» **Records supplied**:
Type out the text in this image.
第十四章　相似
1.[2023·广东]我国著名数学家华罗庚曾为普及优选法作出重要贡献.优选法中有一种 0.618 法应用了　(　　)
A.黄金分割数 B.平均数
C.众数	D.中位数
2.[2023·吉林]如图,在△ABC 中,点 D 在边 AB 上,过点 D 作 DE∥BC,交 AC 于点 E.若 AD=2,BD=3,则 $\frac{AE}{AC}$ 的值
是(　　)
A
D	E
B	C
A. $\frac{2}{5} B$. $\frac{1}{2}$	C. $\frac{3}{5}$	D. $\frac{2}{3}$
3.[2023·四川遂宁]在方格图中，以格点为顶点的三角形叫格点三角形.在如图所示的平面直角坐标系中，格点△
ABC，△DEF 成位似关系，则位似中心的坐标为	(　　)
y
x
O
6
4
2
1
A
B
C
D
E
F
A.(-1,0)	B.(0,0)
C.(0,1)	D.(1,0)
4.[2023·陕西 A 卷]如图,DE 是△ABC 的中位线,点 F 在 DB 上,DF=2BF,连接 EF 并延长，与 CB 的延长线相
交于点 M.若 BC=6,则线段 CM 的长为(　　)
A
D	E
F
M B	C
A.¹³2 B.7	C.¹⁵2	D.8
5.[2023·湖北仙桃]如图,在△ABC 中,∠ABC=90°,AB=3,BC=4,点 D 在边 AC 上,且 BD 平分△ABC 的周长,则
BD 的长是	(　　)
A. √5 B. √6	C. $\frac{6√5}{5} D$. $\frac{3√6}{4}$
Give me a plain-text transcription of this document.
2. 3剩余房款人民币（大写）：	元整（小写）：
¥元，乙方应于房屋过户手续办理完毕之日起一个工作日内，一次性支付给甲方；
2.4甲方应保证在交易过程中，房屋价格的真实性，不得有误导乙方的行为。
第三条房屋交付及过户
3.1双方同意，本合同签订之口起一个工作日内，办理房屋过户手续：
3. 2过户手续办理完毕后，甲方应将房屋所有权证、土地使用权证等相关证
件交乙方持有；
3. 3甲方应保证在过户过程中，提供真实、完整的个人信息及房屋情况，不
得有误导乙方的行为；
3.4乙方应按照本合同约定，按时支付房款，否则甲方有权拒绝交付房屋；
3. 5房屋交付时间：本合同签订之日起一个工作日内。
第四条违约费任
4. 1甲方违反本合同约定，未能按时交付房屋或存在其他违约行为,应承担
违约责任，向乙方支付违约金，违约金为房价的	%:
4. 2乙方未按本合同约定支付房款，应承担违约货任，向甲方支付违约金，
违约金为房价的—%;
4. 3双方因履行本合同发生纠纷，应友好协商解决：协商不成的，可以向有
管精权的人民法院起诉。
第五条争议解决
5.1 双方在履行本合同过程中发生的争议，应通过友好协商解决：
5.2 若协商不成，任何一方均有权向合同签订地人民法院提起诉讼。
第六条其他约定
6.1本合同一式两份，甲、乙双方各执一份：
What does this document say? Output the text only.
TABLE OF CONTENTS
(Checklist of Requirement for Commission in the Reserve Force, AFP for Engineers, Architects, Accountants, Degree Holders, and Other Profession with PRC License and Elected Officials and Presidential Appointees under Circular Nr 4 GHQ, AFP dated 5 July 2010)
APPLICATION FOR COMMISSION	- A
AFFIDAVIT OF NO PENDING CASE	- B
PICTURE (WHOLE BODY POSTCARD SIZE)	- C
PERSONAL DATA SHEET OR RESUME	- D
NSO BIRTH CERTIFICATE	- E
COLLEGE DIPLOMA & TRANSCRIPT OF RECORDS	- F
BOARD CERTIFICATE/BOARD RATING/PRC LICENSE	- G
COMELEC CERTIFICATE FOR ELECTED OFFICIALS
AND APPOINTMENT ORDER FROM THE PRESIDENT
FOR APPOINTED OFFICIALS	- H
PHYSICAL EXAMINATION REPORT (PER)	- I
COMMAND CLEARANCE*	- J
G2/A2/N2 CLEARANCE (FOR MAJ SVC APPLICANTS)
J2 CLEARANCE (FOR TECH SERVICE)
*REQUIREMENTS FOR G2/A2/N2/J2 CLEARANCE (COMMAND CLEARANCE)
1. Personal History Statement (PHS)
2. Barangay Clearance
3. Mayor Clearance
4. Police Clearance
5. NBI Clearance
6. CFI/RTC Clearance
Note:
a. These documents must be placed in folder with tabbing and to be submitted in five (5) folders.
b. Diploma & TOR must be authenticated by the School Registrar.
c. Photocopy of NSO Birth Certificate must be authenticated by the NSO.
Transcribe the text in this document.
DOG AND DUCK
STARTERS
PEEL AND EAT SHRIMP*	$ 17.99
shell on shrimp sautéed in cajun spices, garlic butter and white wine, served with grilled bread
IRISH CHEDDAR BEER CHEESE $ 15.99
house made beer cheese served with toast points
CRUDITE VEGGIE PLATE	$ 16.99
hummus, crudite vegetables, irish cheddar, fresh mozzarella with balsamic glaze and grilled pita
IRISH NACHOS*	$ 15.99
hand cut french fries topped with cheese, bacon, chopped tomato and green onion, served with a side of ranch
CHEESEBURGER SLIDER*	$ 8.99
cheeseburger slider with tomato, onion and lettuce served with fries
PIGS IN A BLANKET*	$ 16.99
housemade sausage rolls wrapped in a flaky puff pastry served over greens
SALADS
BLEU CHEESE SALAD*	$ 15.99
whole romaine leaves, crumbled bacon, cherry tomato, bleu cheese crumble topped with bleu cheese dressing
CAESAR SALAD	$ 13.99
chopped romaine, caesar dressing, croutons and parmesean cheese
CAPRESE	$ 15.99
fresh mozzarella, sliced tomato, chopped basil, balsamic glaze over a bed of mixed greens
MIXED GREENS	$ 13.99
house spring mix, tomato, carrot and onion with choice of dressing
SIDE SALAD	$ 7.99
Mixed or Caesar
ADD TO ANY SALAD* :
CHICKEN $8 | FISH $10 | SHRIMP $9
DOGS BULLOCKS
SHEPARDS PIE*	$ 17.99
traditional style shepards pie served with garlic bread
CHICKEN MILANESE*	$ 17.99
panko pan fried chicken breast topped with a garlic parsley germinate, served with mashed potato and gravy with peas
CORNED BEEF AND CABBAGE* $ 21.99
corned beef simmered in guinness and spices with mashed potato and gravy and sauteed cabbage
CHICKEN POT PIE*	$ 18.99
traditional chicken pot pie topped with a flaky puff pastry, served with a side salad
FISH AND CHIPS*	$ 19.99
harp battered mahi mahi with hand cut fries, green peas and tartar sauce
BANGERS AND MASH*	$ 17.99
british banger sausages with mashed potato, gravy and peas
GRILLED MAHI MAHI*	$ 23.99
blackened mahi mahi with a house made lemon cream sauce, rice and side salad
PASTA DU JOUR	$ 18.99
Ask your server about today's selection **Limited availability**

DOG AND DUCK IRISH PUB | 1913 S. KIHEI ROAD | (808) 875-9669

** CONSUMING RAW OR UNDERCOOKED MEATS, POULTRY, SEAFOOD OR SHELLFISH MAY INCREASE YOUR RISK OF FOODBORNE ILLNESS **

» **Problem description**:
State the number of lines in the preceding entries that include the word "mozzarella". Provide nothing else.

» **Written reply**:
2